(What the task requires): Please return the data below verbatim, every line unchanged and in the same order.
══════════
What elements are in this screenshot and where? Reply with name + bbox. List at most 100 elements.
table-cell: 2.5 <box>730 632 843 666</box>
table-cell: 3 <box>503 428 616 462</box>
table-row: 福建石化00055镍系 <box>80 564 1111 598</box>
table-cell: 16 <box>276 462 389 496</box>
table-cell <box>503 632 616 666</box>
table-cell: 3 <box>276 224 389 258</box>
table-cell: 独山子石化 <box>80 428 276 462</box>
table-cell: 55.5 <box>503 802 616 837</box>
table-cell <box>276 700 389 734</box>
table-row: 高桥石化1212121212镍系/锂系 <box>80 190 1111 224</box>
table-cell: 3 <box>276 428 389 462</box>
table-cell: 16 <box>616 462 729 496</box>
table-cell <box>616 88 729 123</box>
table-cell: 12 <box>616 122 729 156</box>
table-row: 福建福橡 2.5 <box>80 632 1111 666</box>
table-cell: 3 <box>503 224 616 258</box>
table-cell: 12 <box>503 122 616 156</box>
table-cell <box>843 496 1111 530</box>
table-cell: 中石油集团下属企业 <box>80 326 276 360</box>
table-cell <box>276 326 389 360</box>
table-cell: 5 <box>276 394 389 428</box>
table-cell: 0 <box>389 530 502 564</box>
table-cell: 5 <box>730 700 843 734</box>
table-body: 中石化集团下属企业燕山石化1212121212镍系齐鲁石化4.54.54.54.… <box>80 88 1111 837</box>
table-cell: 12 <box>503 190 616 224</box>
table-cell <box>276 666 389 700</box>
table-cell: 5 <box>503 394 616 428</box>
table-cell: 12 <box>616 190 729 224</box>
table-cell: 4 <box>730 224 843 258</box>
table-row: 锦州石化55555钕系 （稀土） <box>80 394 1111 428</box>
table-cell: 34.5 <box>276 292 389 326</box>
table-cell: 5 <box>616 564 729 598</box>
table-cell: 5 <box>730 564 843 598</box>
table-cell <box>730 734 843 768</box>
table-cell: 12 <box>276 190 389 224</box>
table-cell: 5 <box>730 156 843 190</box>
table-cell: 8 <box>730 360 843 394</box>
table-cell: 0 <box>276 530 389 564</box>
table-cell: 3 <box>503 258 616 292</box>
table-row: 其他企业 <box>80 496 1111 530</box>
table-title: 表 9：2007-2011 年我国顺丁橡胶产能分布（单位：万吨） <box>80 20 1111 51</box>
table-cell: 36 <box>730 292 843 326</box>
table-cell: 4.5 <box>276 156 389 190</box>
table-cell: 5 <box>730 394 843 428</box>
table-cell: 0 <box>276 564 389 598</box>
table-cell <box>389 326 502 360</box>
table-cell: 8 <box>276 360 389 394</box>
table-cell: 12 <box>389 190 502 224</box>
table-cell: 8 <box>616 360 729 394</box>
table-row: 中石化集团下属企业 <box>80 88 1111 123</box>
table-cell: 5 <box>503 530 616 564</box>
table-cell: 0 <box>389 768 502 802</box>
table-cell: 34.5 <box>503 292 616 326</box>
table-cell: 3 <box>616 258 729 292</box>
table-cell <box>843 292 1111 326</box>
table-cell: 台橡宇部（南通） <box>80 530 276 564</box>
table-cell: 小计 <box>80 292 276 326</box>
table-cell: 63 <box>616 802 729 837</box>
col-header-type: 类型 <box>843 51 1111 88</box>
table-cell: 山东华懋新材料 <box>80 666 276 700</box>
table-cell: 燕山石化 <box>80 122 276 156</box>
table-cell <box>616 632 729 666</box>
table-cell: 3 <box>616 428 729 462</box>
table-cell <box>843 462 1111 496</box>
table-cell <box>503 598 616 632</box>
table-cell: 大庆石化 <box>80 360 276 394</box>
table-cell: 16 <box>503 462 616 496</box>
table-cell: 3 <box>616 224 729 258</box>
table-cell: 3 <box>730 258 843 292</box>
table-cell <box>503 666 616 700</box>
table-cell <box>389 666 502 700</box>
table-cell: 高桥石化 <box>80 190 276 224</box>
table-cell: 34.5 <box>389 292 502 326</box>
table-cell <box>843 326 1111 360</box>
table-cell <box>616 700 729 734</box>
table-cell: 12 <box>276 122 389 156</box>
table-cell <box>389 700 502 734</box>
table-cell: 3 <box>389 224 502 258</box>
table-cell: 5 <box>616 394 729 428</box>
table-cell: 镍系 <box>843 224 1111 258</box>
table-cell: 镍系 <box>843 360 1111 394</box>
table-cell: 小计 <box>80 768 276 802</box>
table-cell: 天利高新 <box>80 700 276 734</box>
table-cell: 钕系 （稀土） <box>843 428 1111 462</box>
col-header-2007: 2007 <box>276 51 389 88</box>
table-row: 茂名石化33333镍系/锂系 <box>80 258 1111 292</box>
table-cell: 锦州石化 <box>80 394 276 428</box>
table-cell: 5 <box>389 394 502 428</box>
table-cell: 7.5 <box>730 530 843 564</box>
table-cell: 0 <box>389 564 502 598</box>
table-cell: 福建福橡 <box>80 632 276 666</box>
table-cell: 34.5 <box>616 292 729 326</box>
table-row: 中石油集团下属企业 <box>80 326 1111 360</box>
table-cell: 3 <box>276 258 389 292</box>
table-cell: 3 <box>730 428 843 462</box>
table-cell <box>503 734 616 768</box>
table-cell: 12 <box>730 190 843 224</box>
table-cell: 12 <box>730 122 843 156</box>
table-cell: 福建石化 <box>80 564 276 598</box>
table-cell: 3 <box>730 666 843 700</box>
══════════
(Solution):
What elements are in this screenshot and where? Reply with name + bbox. List at most 100 elements.
table-cell: 2.5 <box>730 632 843 666</box>
table-cell: 3 <box>503 428 616 462</box>
table-row: 福建石化00055镍系 <box>80 564 1111 598</box>
table-cell: 16 <box>276 462 389 496</box>
table-cell <box>503 632 616 666</box>
table-cell: 3 <box>276 224 389 258</box>
table-cell: 独山子石化 <box>80 428 276 462</box>
table-cell: 55.5 <box>503 802 616 837</box>
table-cell <box>276 700 389 734</box>
table-row: 高桥石化1212121212镍系/锂系 <box>80 190 1111 224</box>
table-cell: 3 <box>276 428 389 462</box>
table-cell: 16 <box>616 462 729 496</box>
table-cell <box>616 88 729 123</box>
table-cell: 12 <box>616 122 729 156</box>
table-row: 福建福橡 2.5 <box>80 632 1111 666</box>
table-cell: 3 <box>503 224 616 258</box>
table-cell: 12 <box>503 122 616 156</box>
table-cell <box>843 496 1111 530</box>
table-cell: 中石油集团下属企业 <box>80 326 276 360</box>
table-cell <box>276 326 389 360</box>
table-cell: 5 <box>276 394 389 428</box>
table-cell: 0 <box>389 530 502 564</box>
table-cell: 5 <box>730 700 843 734</box>
table-body: 中石化集团下属企业燕山石化1212121212镍系齐鲁石化4.54.54.54.… <box>80 88 1111 837</box>
table-cell: 12 <box>503 190 616 224</box>
table-cell <box>276 666 389 700</box>
table-cell: 5 <box>503 394 616 428</box>
table-cell: 12 <box>616 190 729 224</box>
table-cell: 4 <box>730 224 843 258</box>
table-row: 锦州石化55555钕系 （稀土） <box>80 394 1111 428</box>
table-cell: 34.5 <box>276 292 389 326</box>
table-cell: 5 <box>616 564 729 598</box>
table-cell: 5 <box>730 564 843 598</box>
table-cell <box>730 734 843 768</box>
table-cell: 12 <box>276 190 389 224</box>
table-cell: 5 <box>730 156 843 190</box>
table-cell: 8 <box>730 360 843 394</box>
table-cell: 0 <box>276 530 389 564</box>
table-cell: 3 <box>503 258 616 292</box>
table-row: 其他企业 <box>80 496 1111 530</box>
table-title: 表 9：2007-2011 年我国顺丁橡胶产能分布（单位：万吨） <box>80 20 1111 51</box>
table-cell: 36 <box>730 292 843 326</box>
table-cell: 4.5 <box>276 156 389 190</box>
table-cell: 5 <box>730 394 843 428</box>
table-cell: 0 <box>276 564 389 598</box>
table-cell <box>389 326 502 360</box>
table-cell: 8 <box>276 360 389 394</box>
table-cell: 12 <box>389 190 502 224</box>
table-cell: 8 <box>616 360 729 394</box>
table-row: 中石化集团下属企业 <box>80 88 1111 123</box>
table-cell: 5 <box>503 530 616 564</box>
table-cell: 0 <box>389 768 502 802</box>
table-cell: 34.5 <box>503 292 616 326</box>
table-cell: 3 <box>616 258 729 292</box>
table-cell <box>843 292 1111 326</box>
table-cell: 台橡宇部（南通） <box>80 530 276 564</box>
table-cell: 小计 <box>80 292 276 326</box>
table-cell: 63 <box>616 802 729 837</box>
col-header-type: 类型 <box>843 51 1111 88</box>
table-cell: 山东华懋新材料 <box>80 666 276 700</box>
table-cell: 燕山石化 <box>80 122 276 156</box>
table-cell <box>616 632 729 666</box>
table-cell: 3 <box>616 428 729 462</box>
table-cell <box>843 462 1111 496</box>
table-cell <box>503 598 616 632</box>
table-cell: 大庆石化 <box>80 360 276 394</box>
table-cell: 16 <box>503 462 616 496</box>
table-cell: 3 <box>616 224 729 258</box>
table-cell: 3 <box>730 258 843 292</box>
table-cell <box>503 666 616 700</box>
table-cell <box>389 666 502 700</box>
table-cell: 高桥石化 <box>80 190 276 224</box>
table-cell: 34.5 <box>389 292 502 326</box>
table-cell <box>843 326 1111 360</box>
table-cell <box>616 700 729 734</box>
table-cell: 12 <box>276 122 389 156</box>
table-cell <box>389 700 502 734</box>
table-cell: 3 <box>389 224 502 258</box>
table-cell: 5 <box>616 394 729 428</box>
table-cell: 镍系 <box>843 224 1111 258</box>
table-cell: 镍系 <box>843 360 1111 394</box>
table-cell: 小计 <box>80 768 276 802</box>
table-cell: 天利高新 <box>80 700 276 734</box>
table-cell: 钕系 （稀土） <box>843 428 1111 462</box>
col-header-2007: 2007 <box>276 51 389 88</box>
table-row: 茂名石化33333镍系/锂系 <box>80 258 1111 292</box>
table-cell: 锦州石化 <box>80 394 276 428</box>
table-cell: 5 <box>389 394 502 428</box>
table-cell: 7.5 <box>730 530 843 564</box>
table-cell: 0 <box>389 564 502 598</box>
table-cell: 福建福橡 <box>80 632 276 666</box>
table-cell: 34.5 <box>616 292 729 326</box>
table-row: 中石油集团下属企业 <box>80 326 1111 360</box>
table-cell: 3 <box>276 258 389 292</box>
table-cell: 3 <box>730 428 843 462</box>
table-cell <box>503 734 616 768</box>
table-cell: 12 <box>730 190 843 224</box>
table-cell: 12 <box>730 122 843 156</box>
table-cell: 福建石化 <box>80 564 276 598</box>
table-cell: 3 <box>730 666 843 700</box>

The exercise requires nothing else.